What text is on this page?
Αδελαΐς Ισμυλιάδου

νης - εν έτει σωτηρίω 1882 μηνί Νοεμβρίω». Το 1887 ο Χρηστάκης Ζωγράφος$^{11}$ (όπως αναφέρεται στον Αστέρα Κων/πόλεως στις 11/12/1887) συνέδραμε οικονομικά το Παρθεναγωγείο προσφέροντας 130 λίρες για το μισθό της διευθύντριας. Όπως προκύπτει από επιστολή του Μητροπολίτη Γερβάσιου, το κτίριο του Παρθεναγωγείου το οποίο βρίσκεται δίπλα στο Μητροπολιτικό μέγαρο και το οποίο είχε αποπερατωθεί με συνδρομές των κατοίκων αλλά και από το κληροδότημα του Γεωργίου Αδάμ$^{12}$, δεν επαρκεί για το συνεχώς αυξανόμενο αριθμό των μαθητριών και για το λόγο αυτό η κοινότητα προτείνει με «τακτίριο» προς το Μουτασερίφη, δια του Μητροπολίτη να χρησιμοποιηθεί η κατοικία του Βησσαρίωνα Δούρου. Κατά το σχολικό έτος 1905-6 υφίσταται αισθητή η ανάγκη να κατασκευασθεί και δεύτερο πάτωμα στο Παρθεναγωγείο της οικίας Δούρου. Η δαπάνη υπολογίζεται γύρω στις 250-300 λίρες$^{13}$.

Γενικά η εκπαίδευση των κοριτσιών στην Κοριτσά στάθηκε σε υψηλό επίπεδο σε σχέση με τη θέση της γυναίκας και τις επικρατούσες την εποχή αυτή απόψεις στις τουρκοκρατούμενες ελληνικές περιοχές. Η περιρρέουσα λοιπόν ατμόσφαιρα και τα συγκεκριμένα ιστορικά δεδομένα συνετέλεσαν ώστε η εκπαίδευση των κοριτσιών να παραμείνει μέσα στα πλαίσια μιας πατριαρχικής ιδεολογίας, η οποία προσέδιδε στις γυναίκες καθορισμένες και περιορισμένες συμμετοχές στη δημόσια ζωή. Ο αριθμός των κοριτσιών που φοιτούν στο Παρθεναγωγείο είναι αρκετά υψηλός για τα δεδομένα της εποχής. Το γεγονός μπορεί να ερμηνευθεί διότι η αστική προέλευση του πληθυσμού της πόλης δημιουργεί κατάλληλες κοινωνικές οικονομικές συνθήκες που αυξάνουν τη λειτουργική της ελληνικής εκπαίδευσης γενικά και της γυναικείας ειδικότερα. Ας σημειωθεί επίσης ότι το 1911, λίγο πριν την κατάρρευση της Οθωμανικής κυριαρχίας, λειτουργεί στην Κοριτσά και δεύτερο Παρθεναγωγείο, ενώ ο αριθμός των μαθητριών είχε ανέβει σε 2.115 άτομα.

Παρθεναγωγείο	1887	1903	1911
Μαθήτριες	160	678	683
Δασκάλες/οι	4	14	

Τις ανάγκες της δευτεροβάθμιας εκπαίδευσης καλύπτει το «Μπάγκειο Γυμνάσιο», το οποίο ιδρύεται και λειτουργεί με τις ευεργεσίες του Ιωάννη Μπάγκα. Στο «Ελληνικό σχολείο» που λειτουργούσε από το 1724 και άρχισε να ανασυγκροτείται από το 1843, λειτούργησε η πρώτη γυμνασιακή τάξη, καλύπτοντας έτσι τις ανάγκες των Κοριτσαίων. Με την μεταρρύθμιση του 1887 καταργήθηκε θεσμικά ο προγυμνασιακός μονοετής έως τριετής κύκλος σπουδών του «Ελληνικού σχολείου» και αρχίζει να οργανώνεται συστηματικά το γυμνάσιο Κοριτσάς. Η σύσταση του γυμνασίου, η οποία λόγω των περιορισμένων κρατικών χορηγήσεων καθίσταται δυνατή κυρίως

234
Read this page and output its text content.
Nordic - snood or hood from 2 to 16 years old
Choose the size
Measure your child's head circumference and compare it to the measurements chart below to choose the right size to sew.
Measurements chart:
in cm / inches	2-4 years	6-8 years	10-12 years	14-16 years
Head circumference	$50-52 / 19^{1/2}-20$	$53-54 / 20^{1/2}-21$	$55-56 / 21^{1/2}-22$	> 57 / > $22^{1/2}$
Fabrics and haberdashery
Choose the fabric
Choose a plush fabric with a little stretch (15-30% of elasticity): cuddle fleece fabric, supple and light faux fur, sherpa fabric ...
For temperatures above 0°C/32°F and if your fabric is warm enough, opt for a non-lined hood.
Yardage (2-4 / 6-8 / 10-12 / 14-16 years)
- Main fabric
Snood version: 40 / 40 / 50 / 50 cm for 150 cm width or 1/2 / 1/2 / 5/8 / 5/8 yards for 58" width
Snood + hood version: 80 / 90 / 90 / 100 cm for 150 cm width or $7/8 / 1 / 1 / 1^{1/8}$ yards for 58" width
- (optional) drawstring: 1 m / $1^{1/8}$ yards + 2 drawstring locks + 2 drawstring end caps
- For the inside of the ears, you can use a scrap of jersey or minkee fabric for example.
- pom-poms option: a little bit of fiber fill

WHAT THE TASK ASKS
Copy out every line of the data above, exactly as given.

RIGHT ANSWER
What text is on this page?
Αδελαΐς Ισμυλιάδου

νης - εν έτει σωτηρίω 1882 μηνί Νοεμβρίω». Το 1887 ο Χρηστάκης Ζωγράφος$^{11}$ (όπως αναφέρεται στον Αστέρα Κων/πόλεως στις 11/12/1887) συνέδραμε οικονομικά το Παρθεναγωγείο προσφέροντας 130 λίρες για το μισθό της διευθύντριας. Όπως προκύπτει από επιστολή του Μητροπολίτη Γερβάσιου, το κτίριο του Παρθεναγωγείου το οποίο βρίσκεται δίπλα στο Μητροπολιτικό μέγαρο και το οποίο είχε αποπερατωθεί με συνδρομές των κατοίκων αλλά και από το κληροδότημα του Γεωργίου Αδάμ$^{12}$, δεν επαρκεί για το συνεχώς αυξανόμενο αριθμό των μαθητριών και για το λόγο αυτό η κοινότητα προτείνει με «τακτίριο» προς το Μουτασερίφη, δια του Μητροπολίτη να χρησιμοποιηθεί η κατοικία του Βησσαρίωνα Δούρου. Κατά το σχολικό έτος 1905-6 υφίσταται αισθητή η ανάγκη να κατασκευασθεί και δεύτερο πάτωμα στο Παρθεναγωγείο της οικίας Δούρου. Η δαπάνη υπολογίζεται γύρω στις 250-300 λίρες$^{13}$.

Γενικά η εκπαίδευση των κοριτσιών στην Κοριτσά στάθηκε σε υψηλό επίπεδο σε σχέση με τη θέση της γυναίκας και τις επικρατούσες την εποχή αυτή απόψεις στις τουρκοκρατούμενες ελληνικές περιοχές. Η περιρρέουσα λοιπόν ατμόσφαιρα και τα συγκεκριμένα ιστορικά δεδομένα συνετέλεσαν ώστε η εκπαίδευση των κοριτσιών να παραμείνει μέσα στα πλαίσια μιας πατριαρχικής ιδεολογίας, η οποία προσέδιδε στις γυναίκες καθορισμένες και περιορισμένες συμμετοχές στη δημόσια ζωή. Ο αριθμός των κοριτσιών που φοιτούν στο Παρθεναγωγείο είναι αρκετά υψηλός για τα δεδομένα της εποχής. Το γεγονός μπορεί να ερμηνευθεί διότι η αστική προέλευση του πληθυσμού της πόλης δημιουργεί κατάλληλες κοινωνικές οικονομικές συνθήκες που αυξάνουν τη λειτουργική της ελληνικής εκπαίδευσης γενικά και της γυναικείας ειδικότερα. Ας σημειωθεί επίσης ότι το 1911, λίγο πριν την κατάρρευση της Οθωμανικής κυριαρχίας, λειτουργεί στην Κοριτσά και δεύτερο Παρθεναγωγείο, ενώ ο αριθμός των μαθητριών είχε ανέβει σε 2.115 άτομα.

Παρθεναγωγείο	1887	1903	1911
Μαθήτριες	160	678	683
Δασκάλες/οι	4	14	

Τις ανάγκες της δευτεροβάθμιας εκπαίδευσης καλύπτει το «Μπάγκειο Γυμνάσιο», το οποίο ιδρύεται και λειτουργεί με τις ευεργεσίες του Ιωάννη Μπάγκα. Στο «Ελληνικό σχολείο» που λειτουργούσε από το 1724 και άρχισε να ανασυγκροτείται από το 1843, λειτούργησε η πρώτη γυμνασιακή τάξη, καλύπτοντας έτσι τις ανάγκες των Κοριτσαίων. Με την μεταρρύθμιση του 1887 καταργήθηκε θεσμικά ο προγυμνασιακός μονοετής έως τριετής κύκλος σπουδών του «Ελληνικού σχολείου» και αρχίζει να οργανώνεται συστηματικά το γυμνάσιο Κοριτσάς. Η σύσταση του γυμνασίου, η οποία λόγω των περιορισμένων κρατικών χορηγήσεων καθίσταται δυνατή κυρίως

234
Read this page and output its text content.
Nordic - snood or hood from 2 to 16 years old
Choose the size
Measure your child's head circumference and compare it to the measurements chart below to choose the right size to sew.
Measurements chart:
in cm / inches	2-4 years	6-8 years	10-12 years	14-16 years
Head circumference	$50-52 / 19^{1/2}-20$	$53-54 / 20^{1/2}-21$	$55-56 / 21^{1/2}-22$	> 57 / > $22^{1/2}$
Fabrics and haberdashery
Choose the fabric
Choose a plush fabric with a little stretch (15-30% of elasticity): cuddle fleece fabric, supple and light faux fur, sherpa fabric ...
For temperatures above 0°C/32°F and if your fabric is warm enough, opt for a non-lined hood.
Yardage (2-4 / 6-8 / 10-12 / 14-16 years)
- Main fabric
Snood version: 40 / 40 / 50 / 50 cm for 150 cm width or 1/2 / 1/2 / 5/8 / 5/8 yards for 58" width
Snood + hood version: 80 / 90 / 90 / 100 cm for 150 cm width or $7/8 / 1 / 1 / 1^{1/8}$ yards for 58" width
- (optional) drawstring: 1 m / $1^{1/8}$ yards + 2 drawstring locks + 2 drawstring end caps
- For the inside of the ears, you can use a scrap of jersey or minkee fabric for example.
- pom-poms option: a little bit of fiber fill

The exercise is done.